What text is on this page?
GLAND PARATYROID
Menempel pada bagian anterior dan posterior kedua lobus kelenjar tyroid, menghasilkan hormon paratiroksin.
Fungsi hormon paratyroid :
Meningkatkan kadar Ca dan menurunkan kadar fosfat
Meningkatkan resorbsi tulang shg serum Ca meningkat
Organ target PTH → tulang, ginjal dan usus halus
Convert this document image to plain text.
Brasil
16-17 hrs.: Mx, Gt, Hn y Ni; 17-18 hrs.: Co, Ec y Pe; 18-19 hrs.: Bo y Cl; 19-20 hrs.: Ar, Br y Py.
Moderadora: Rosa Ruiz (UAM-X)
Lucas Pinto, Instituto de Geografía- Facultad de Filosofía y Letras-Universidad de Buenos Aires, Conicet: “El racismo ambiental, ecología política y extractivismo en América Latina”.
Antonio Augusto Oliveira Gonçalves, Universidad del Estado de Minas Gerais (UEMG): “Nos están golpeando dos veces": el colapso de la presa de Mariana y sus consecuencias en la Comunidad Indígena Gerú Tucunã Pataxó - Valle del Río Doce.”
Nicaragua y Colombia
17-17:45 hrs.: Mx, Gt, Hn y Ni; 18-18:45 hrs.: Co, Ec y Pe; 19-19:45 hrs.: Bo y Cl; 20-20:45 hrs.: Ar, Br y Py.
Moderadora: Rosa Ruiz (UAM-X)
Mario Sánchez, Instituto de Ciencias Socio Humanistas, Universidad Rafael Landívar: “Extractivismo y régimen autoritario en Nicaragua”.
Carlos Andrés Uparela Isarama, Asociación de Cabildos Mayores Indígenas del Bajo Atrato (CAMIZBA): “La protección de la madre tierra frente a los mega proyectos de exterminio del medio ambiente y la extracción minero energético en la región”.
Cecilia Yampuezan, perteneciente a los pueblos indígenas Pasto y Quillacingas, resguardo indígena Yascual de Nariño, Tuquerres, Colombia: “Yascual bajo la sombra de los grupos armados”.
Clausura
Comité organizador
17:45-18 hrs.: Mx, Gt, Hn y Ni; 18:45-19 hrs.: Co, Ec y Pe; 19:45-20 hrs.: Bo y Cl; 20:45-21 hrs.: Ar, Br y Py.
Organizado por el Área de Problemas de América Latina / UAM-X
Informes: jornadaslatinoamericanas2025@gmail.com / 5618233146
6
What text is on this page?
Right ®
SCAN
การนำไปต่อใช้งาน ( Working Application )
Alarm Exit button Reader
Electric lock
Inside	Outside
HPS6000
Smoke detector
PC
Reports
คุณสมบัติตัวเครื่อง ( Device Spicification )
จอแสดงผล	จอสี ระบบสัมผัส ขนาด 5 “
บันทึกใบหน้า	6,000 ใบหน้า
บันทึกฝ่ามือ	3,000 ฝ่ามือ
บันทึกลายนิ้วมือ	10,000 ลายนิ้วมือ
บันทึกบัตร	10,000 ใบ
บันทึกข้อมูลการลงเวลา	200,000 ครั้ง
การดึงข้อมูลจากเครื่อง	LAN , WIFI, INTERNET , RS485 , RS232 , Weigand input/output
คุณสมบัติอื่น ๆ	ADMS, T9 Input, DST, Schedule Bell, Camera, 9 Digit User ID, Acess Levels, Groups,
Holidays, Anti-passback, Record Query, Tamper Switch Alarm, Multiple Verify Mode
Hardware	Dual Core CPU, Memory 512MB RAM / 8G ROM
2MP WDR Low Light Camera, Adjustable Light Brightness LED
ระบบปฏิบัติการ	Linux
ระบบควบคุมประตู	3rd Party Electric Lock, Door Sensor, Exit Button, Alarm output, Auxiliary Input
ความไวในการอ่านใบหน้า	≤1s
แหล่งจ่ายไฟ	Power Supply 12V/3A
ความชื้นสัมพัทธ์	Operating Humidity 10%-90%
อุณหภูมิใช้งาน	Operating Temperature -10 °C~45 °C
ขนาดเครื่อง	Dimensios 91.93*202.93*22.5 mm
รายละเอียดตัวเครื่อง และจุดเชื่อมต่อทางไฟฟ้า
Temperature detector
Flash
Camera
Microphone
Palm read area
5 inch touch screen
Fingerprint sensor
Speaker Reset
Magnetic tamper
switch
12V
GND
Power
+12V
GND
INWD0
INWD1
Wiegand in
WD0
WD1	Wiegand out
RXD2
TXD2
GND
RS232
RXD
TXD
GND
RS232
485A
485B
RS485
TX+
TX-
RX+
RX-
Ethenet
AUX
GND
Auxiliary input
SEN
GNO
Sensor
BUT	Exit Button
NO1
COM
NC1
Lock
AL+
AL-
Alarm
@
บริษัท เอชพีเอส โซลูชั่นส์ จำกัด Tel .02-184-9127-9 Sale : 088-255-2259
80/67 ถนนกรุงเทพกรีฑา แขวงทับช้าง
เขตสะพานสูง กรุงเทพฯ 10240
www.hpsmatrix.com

────────────────

» What to produce:
Select all lines in the listing that include the word "Exit".

» Worked solution:
Alarm Exit button Reader
ระบบควบคุมประตู	3rd Party Electric Lock, Door Sensor, Exit Button, Alarm output, Auxiliary Input
BUT	Exit Button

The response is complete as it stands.